Element box annotations:
_ _ _ _ _

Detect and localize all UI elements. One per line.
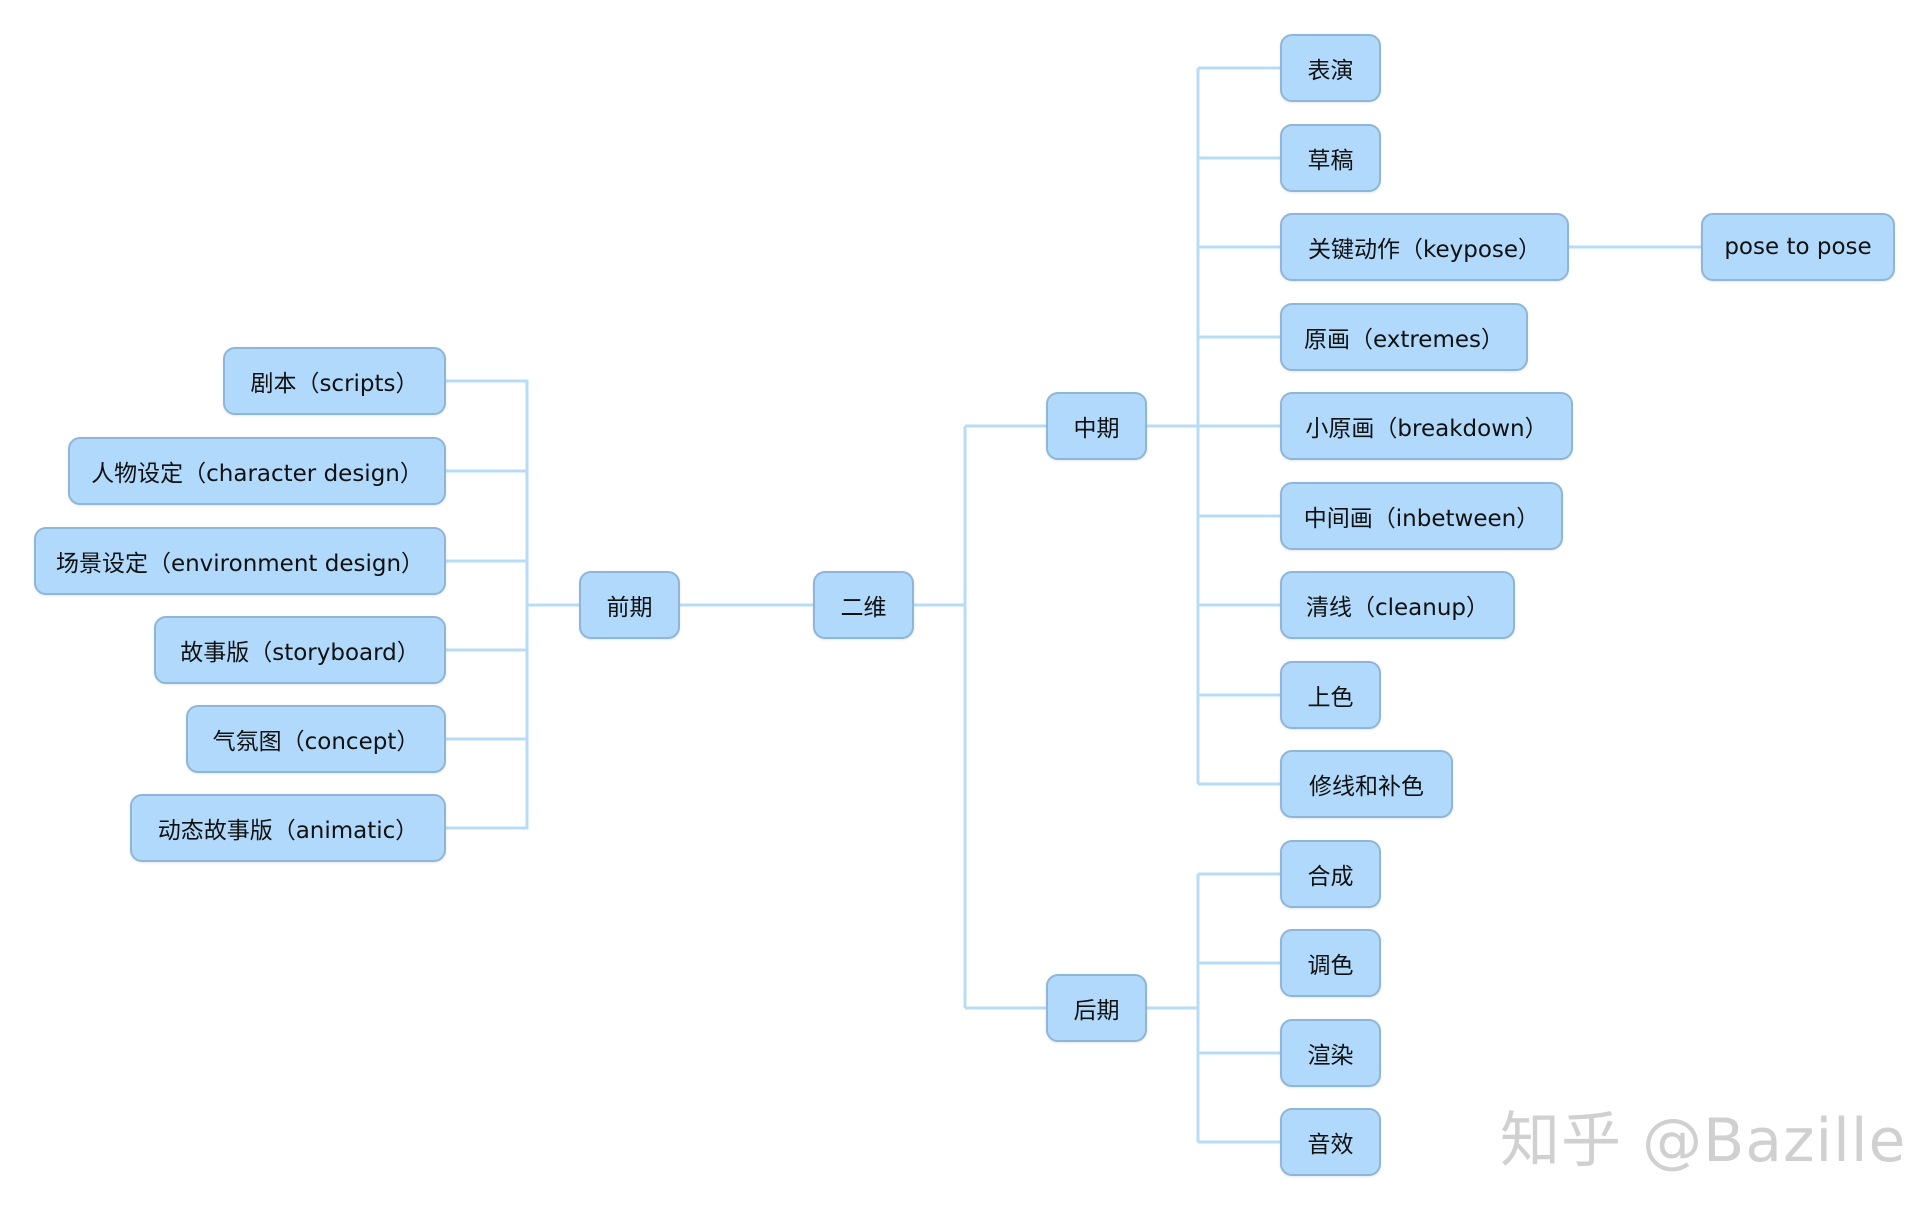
node-pre-child-label: 剧本（scripts）: [250, 371, 419, 397]
node-pre-child[interactable]: 动态故事版（animatic）: [130, 794, 446, 862]
node-post[interactable]: 后期: [1046, 974, 1147, 1042]
node-mid-child[interactable]: 修线和补色: [1280, 750, 1453, 818]
node-mid-child[interactable]: 清线（cleanup）: [1280, 571, 1515, 639]
node-pre[interactable]: 前期: [579, 571, 680, 639]
node-post-child[interactable]: 渲染: [1280, 1019, 1381, 1087]
node-mid-child-label: 清线（cleanup）: [1305, 595, 1490, 621]
node-mid-child-label: 原画（extremes）: [1303, 327, 1504, 353]
node-pre-child[interactable]: 气氛图（concept）: [186, 705, 446, 773]
node-mid-child[interactable]: 原画（extremes）: [1280, 303, 1528, 371]
node-post-child[interactable]: 调色: [1280, 929, 1381, 997]
connector-pre-children: [445, 379, 580, 830]
node-mid[interactable]: 中期: [1046, 392, 1147, 460]
node-root-label: 二维: [840, 595, 887, 621]
node-pre-child[interactable]: 人物设定（character design）: [68, 437, 446, 505]
node-post-child[interactable]: 音效: [1280, 1108, 1381, 1176]
node-pre-child-label: 人物设定（character design）: [91, 461, 423, 487]
node-mid-label: 中期: [1073, 416, 1120, 442]
node-post-child-label: 调色: [1307, 953, 1354, 979]
node-mid-child[interactable]: 关键动作（keypose）: [1280, 213, 1569, 281]
node-pre-child-label: 气氛图（concept）: [212, 729, 420, 755]
node-mid-child[interactable]: 草稿: [1280, 124, 1381, 192]
connector-mid-children: [1146, 66, 1281, 786]
connector-post-children: [1146, 872, 1281, 1144]
node-pre-child[interactable]: 剧本（scripts）: [223, 347, 446, 415]
node-post-child-label: 合成: [1307, 864, 1354, 890]
node-post-label: 后期: [1073, 998, 1120, 1024]
node-root[interactable]: 二维: [813, 571, 914, 639]
node-mid-child-label: 关键动作（keypose）: [1307, 237, 1542, 263]
node-mid-child-label: 修线和补色: [1309, 774, 1424, 800]
node-keypose-child-label: pose to pose: [1724, 234, 1872, 260]
node-keypose-child[interactable]: pose to pose: [1701, 213, 1895, 281]
node-pre-child-label: 动态故事版（animatic）: [157, 818, 419, 844]
node-post-child-label: 音效: [1307, 1132, 1354, 1158]
node-pre-child-label: 故事版（storyboard）: [180, 640, 420, 666]
node-pre-label: 前期: [606, 595, 653, 621]
node-mid-child-label: 小原画（breakdown）: [1305, 416, 1548, 442]
watermark: 知乎 @Bazille: [1500, 1106, 1907, 1176]
node-pre-child-label: 场景设定（environment design）: [55, 551, 425, 577]
node-post-child[interactable]: 合成: [1280, 840, 1381, 908]
node-mid-child[interactable]: 小原画（breakdown）: [1280, 392, 1573, 460]
node-mid-child[interactable]: 表演: [1280, 34, 1381, 102]
connector-root-mid-post: [913, 424, 1047, 1010]
node-mid-child-label: 上色: [1307, 685, 1354, 711]
node-mid-child-label: 表演: [1307, 58, 1354, 84]
node-mid-child[interactable]: 中间画（inbetween）: [1280, 482, 1563, 550]
node-mid-child-label: 草稿: [1307, 148, 1354, 174]
node-post-child-label: 渲染: [1307, 1043, 1354, 1069]
node-pre-child[interactable]: 场景设定（environment design）: [34, 527, 446, 595]
node-mid-child-label: 中间画（inbetween）: [1303, 506, 1540, 532]
node-pre-child[interactable]: 故事版（storyboard）: [154, 616, 446, 684]
node-mid-child[interactable]: 上色: [1280, 661, 1381, 729]
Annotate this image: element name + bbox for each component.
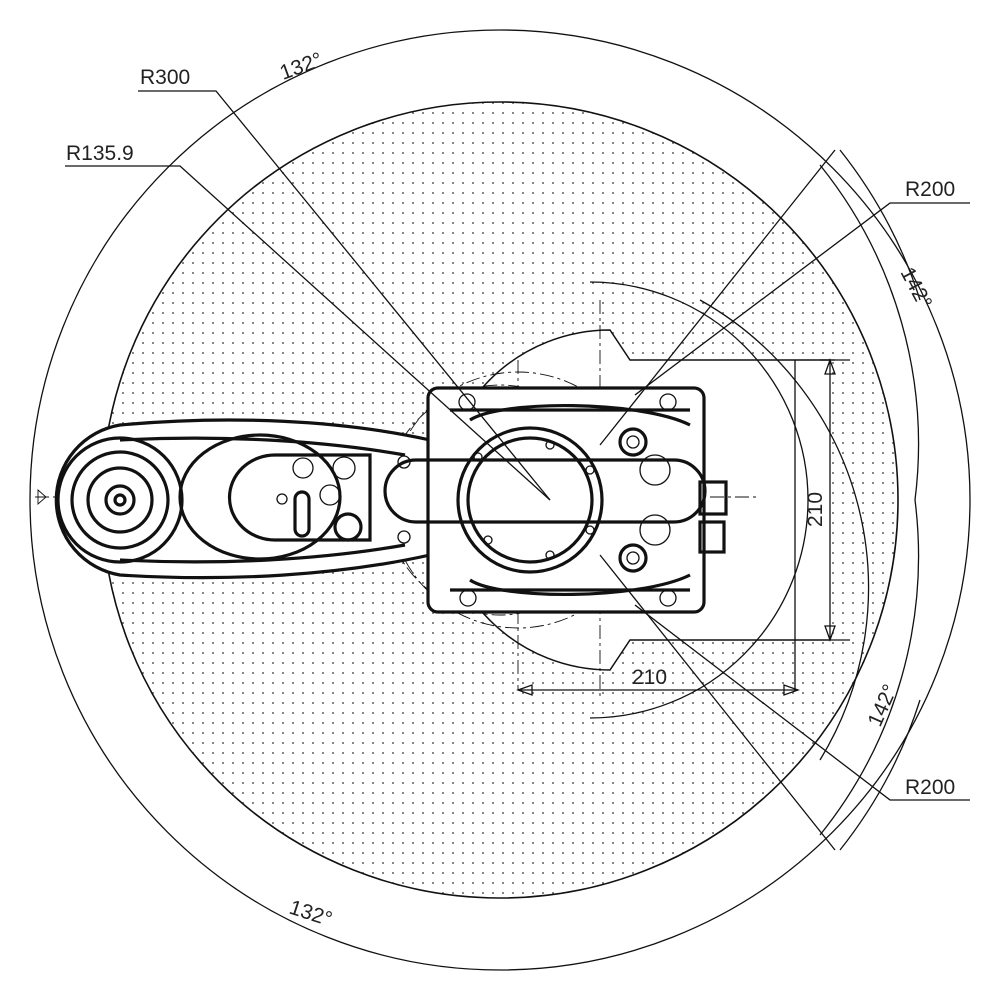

_ _ _ _ _

(Task description): Rename "interactable" to "clickable" in the records, starting with the line that contains "node-pre-child-label: 剧本（scripts）: [250, 371, 419, 397]" and going on through the line that contains "node-mid-child[interactable]: 修线和补色: [1280, 750, 1453, 818]". Give only those lines again, with nothing else changed.

(Exercise output):
node-pre-child-label: 剧本（scripts）: [250, 371, 419, 397]
node-pre-child[clickable]: 动态故事版（animatic）: [130, 794, 446, 862]
node-post[clickable]: 后期: [1046, 974, 1147, 1042]
node-mid-child[clickable]: 修线和补色: [1280, 750, 1453, 818]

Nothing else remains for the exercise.